→ **SOURCE PASSAGE**:
This audit was conducted at a general practice (GP) in remote and rural England to assess compliance with the NG141 guidelines in cellulitis management. The primary objectives were to evaluate the accuracy of diagnosing cellulitis, assess the provision of safety netting advice, and determine the appropriateness of antimicrobial prescribing. By auditing these practices, the aim was to identify areas for improvement and ensure that the GP being audited maintains high standards in cellulitis care.

MATERIALS AND METHODS

A retrospective audit was conducted, reviewing the records of 40 patients diagnosed with cellulitis at the GP between 13 December 2022–12 December 2023. Eligible patients were those aged 18 years and over, newly diagnosed with cellulitis during the study period. Exclusions included patients diagnosed in secondary care and those with recurrent cellulitis episodes.

The NICE NG141 guidelines were used to derive three key audit criteria: the exclusion of other causes of skin redness, the provision of safety netting advice, and the prescription of appropriate antimicrobials. Target compliance rates were set at 90% for the first two criteria and 95% for the third. Data were extracted from the Egton Medical Information Systems (EMIS) and analysed using a structured spreadsheet. Each patient’s record was evaluated for adherence to these criteria, and results were compared against the target standards.

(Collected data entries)
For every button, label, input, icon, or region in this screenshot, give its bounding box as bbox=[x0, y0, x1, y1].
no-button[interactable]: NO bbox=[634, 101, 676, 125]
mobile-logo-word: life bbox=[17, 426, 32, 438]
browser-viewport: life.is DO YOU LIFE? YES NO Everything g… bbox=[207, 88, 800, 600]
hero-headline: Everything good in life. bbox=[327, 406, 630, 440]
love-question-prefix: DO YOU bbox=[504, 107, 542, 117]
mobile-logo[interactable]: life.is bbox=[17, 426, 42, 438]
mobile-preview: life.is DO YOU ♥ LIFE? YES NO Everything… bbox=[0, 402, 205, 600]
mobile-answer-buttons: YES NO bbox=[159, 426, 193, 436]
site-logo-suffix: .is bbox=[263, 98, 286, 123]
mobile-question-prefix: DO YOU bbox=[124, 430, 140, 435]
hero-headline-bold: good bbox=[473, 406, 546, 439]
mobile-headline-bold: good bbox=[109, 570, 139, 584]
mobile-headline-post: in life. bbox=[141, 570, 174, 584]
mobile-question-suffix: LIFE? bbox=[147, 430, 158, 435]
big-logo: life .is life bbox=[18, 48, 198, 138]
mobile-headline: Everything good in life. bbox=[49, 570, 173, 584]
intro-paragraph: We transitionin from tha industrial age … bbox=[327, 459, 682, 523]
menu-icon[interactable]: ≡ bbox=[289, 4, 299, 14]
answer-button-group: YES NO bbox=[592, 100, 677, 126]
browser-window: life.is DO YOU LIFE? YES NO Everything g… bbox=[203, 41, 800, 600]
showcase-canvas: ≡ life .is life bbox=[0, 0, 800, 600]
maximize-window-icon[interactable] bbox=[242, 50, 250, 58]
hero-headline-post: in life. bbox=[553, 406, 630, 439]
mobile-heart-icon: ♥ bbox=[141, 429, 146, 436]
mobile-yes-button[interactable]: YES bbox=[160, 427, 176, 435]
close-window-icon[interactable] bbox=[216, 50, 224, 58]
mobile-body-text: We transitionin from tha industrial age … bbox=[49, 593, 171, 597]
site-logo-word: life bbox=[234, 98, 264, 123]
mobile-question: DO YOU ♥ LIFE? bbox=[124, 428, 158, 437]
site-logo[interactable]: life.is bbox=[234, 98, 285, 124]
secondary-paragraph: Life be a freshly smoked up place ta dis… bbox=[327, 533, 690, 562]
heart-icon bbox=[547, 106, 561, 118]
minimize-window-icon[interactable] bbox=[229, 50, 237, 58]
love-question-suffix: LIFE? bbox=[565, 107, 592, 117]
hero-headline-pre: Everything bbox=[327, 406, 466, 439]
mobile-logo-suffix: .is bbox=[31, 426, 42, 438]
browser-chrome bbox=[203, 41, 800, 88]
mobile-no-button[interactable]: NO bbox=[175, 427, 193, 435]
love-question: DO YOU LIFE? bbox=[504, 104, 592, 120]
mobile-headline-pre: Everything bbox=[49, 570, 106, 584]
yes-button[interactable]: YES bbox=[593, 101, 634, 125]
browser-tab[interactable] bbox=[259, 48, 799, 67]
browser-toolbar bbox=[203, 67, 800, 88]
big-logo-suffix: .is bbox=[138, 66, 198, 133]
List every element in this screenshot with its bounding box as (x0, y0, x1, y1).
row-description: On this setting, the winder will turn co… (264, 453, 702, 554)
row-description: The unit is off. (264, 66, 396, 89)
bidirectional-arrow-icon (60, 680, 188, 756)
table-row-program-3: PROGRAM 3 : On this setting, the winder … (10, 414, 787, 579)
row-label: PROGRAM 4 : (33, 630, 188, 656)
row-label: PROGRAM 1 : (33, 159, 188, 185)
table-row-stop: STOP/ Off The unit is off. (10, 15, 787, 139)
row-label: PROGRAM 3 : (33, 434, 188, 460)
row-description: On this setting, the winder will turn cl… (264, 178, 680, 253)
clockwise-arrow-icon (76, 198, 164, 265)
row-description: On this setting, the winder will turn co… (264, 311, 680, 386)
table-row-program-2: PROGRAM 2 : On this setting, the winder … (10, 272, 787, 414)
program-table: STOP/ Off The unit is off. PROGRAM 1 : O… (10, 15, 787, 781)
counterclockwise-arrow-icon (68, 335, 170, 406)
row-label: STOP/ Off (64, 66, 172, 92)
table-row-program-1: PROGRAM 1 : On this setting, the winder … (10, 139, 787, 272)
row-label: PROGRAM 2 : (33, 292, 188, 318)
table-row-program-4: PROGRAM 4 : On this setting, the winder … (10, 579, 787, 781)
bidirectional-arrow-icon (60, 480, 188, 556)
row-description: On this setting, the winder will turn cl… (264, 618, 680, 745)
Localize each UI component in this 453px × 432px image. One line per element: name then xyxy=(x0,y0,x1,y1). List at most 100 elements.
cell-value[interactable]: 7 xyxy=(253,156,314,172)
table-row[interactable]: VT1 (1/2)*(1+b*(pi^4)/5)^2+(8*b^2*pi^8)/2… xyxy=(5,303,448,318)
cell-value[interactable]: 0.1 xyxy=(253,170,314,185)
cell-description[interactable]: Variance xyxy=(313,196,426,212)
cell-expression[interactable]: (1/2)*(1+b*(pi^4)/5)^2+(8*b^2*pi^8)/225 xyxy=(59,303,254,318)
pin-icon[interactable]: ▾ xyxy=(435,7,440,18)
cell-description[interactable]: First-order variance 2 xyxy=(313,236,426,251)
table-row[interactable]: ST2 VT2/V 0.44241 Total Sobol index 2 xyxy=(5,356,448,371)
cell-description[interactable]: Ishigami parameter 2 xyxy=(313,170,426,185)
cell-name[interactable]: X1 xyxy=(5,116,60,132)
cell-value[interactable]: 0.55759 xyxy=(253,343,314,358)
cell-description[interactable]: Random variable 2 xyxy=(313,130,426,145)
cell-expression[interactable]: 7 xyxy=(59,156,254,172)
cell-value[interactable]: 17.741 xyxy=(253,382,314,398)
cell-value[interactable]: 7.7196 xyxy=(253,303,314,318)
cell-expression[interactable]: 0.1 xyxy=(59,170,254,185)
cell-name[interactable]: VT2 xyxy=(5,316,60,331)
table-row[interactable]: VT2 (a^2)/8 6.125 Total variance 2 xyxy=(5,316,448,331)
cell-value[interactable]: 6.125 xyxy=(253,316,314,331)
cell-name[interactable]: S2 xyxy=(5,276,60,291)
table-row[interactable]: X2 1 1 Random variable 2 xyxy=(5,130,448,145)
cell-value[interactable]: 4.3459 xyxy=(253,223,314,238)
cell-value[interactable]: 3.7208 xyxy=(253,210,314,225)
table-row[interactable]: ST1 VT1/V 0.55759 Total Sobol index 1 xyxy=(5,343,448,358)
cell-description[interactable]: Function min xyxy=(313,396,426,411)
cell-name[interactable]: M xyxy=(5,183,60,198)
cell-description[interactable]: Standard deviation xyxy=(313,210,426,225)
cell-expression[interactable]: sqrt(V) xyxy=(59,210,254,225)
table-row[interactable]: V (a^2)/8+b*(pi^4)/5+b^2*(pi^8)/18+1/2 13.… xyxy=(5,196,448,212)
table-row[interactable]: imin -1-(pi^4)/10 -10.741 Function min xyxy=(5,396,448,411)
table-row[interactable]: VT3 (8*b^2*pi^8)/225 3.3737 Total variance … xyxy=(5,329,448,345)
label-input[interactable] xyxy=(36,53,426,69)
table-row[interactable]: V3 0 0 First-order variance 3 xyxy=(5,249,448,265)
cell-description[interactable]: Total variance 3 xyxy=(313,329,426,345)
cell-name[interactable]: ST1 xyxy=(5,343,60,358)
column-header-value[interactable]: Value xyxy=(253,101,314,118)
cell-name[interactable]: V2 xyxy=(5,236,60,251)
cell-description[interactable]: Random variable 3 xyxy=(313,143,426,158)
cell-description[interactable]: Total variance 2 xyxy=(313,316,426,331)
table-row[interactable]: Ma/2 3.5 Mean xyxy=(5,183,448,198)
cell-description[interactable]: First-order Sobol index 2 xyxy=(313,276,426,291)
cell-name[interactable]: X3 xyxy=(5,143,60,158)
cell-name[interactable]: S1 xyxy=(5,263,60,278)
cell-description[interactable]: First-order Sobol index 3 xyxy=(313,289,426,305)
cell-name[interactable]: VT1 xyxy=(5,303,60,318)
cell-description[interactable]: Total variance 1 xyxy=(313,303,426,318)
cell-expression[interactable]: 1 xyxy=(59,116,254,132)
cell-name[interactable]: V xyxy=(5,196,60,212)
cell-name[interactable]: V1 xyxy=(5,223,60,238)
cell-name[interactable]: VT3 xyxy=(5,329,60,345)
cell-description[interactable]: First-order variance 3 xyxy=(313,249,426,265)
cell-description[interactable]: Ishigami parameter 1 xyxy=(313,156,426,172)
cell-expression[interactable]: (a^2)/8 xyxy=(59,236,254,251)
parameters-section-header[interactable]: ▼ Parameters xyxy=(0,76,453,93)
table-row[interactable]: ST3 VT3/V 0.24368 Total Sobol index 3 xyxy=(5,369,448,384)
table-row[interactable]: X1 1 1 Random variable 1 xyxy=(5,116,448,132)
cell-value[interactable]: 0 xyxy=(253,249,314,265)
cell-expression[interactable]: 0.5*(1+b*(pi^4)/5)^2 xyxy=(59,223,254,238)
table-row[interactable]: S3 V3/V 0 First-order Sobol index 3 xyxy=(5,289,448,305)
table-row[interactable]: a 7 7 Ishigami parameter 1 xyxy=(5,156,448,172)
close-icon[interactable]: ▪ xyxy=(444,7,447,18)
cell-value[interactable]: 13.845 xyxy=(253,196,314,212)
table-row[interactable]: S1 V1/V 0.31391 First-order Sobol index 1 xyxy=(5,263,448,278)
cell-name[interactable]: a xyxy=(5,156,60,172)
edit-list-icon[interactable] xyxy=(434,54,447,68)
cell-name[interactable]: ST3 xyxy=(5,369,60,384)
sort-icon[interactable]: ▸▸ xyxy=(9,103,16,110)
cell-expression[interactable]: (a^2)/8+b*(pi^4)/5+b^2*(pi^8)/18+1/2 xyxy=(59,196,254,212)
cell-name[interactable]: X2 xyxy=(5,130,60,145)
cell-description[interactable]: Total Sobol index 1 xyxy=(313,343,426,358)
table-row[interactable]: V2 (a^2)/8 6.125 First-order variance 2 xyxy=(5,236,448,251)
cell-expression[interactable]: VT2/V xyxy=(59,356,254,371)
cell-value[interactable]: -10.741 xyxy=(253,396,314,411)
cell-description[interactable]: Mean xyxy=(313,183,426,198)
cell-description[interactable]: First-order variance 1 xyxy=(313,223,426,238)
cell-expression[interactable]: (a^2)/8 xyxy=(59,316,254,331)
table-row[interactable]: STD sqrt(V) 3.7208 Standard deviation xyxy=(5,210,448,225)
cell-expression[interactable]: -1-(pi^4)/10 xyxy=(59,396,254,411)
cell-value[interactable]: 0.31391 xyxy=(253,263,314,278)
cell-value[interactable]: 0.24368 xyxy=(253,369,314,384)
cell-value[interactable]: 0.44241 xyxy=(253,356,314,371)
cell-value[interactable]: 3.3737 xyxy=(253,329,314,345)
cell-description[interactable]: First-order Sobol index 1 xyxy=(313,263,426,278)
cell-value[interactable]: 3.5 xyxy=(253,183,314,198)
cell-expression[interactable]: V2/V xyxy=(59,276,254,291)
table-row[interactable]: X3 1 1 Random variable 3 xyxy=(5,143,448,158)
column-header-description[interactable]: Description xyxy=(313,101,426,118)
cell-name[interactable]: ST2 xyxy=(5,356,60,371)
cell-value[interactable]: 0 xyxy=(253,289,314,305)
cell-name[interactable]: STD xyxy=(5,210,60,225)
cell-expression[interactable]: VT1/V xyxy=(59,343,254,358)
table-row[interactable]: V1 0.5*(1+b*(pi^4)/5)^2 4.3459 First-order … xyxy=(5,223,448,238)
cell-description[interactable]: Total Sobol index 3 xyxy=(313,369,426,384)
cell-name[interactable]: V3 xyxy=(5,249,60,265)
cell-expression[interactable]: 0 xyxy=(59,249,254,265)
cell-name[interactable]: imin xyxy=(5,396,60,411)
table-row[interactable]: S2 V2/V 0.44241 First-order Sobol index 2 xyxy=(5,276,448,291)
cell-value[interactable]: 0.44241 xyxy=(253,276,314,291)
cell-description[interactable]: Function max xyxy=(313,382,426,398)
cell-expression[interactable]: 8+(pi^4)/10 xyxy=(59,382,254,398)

→ **WORK TO COMPLETE**:
**A.** Please reproduce the cellulitis audit passage from "MATERIALS AND METHODS" to "recurrent cellulitis episodes.".
**B.** Carry on the cellulitis audit passage from the point where it stops.

→ **RESPONSES IN ORDER**:
**A.**
MATERIALS AND METHODS

A retrospective audit was conducted, reviewing the records of 40 patients diagnosed with cellulitis at the GP between 13 December 2022–12 December 2023. Eligible patients were those aged 18 years and over, newly diagnosed with cellulitis during the study period. Exclusions included patients diagnosed in secondary care and those with recurrent cellulitis episodes.

**B.**
RESULTS

The audit revealed varied compliance levels with the NICE NG141 guidelines. For the first criterion, only 45% of patient consultations documented the exclusion of other potential causes of skin redness, falling well below the 90% target. Discussions with clinicians suggested that while differential diagnoses were often considered during consultations, time constraints and inconsistent documentation practices contributed to this low compliance rate.3

For the second criterion, 72% of patients received safety netting advice, which also fell short of the 90% target. The lower rate of safety netting provision was attributed to high clinician workloads and time limitations, which impacted their ability to consistently offer and document this advice during consultations.4

The third criterion, correct antimicrobial prescribing, showed a higher compliance rate of 92%, just below the 95% target. Most patients were prescribed the appropriate antimicrobials according to the NICE guidelines, though a few cases of cellulitis near the eyes and nose involved inappropriate antibiotic selection, highlighting the need for additional training in the management of more complex presentations.

CONCLUSION

This audit identified significant gaps in adherence to the NICE NG141 guidelines at the GP, particularly in documenting the exclusion of differential diagnoses and providing safety netting advice. Whilst antimicrobial prescribing practices were generally strong, the findings highlight the need for further improvement in clinician training and documentation practices.

To address these gaps, it is recommended that the GP implements regular training sessions to update clinicians on the latest NICE guidelines, with a focus on diagnosis and patient communication. Additionally, introducing standardised documentation templates within the EMIS system could improve the systematic exclusion of differential diagnoses and ensure consistent safety netting advice. A re-audit after 12 months is recommended to evaluate the effectiveness of these interventions and ensure improved compliance. These measures are essential for enhancing the quality of cellulitis care and ensuring continued adherence to national guidelines at the GP.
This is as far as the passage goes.